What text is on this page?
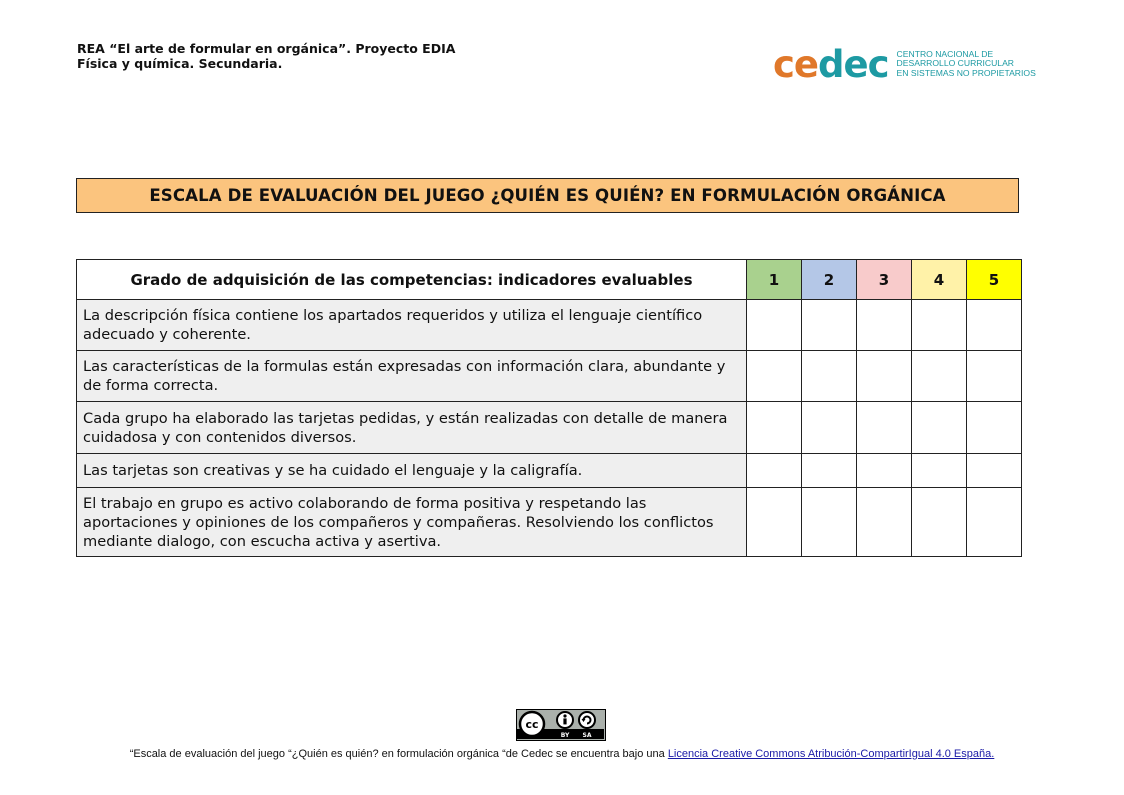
REA “El arte de formular en orgánica”. Proyecto EDIA
Física y química. Secundaria.	cedec CENTRO NACIONAL DE
DESARROLLO CURRICULAR
EN SISTEMAS NO PROPIETARIOS
ESCALA DE EVALUACIÓN DEL JUEGO ¿QUIÉN ES QUIÉN? EN FORMULACIÓN ORGÁNICA
Grado de adquisición de las competencias: indicadores evaluables	1	2	3	4	5
La descripción física contiene los apartados requeridos y utiliza el lenguaje científico adecuado y coherente.					
Las características de la formulas están expresadas con información clara, abundante y de forma correcta.					
Cada grupo ha elaborado las tarjetas pedidas, y están realizadas con detalle de manera cuidadosa y con contenidos diversos.					
Las tarjetas son creativas y se ha cuidado el lenguaje y la caligrafía.					
El trabajo en grupo es activo colaborando de forma positiva y respetando las aportaciones y opiniones de los compañeros y compañeras. Resolviendo los conflictos mediante dialogo, con escucha activa y asertiva.					
cc
BY SA
“Escala de evaluación del juego “¿Quién es quién? en formulación orgánica “de Cedec se encuentra bajo una Licencia Creative Commons Atribución-CompartirIgual 4.0 España.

• What to produce
All of the entries above should be copied exactly, except for the pictures.

• Written response
What text is on this page?
REA “El arte de formular en orgánica”. Proyecto EDIA
Física y química. Secundaria.	cedec CENTRO NACIONAL DE
DESARROLLO CURRICULAR
EN SISTEMAS NO PROPIETARIOS
ESCALA DE EVALUACIÓN DEL JUEGO ¿QUIÉN ES QUIÉN? EN FORMULACIÓN ORGÁNICA
Grado de adquisición de las competencias: indicadores evaluables	1	2	3	4	5
La descripción física contiene los apartados requeridos y utiliza el lenguaje científico adecuado y coherente.					
Las características de la formulas están expresadas con información clara, abundante y de forma correcta.					
Cada grupo ha elaborado las tarjetas pedidas, y están realizadas con detalle de manera cuidadosa y con contenidos diversos.					
Las tarjetas son creativas y se ha cuidado el lenguaje y la caligrafía.					
El trabajo en grupo es activo colaborando de forma positiva y respetando las aportaciones y opiniones de los compañeros y compañeras. Resolviendo los conflictos mediante dialogo, con escucha activa y asertiva.					
cc
BY SA
“Escala de evaluación del juego “¿Quién es quién? en formulación orgánica “de Cedec se encuentra bajo una Licencia Creative Commons Atribución-CompartirIgual 4.0 España.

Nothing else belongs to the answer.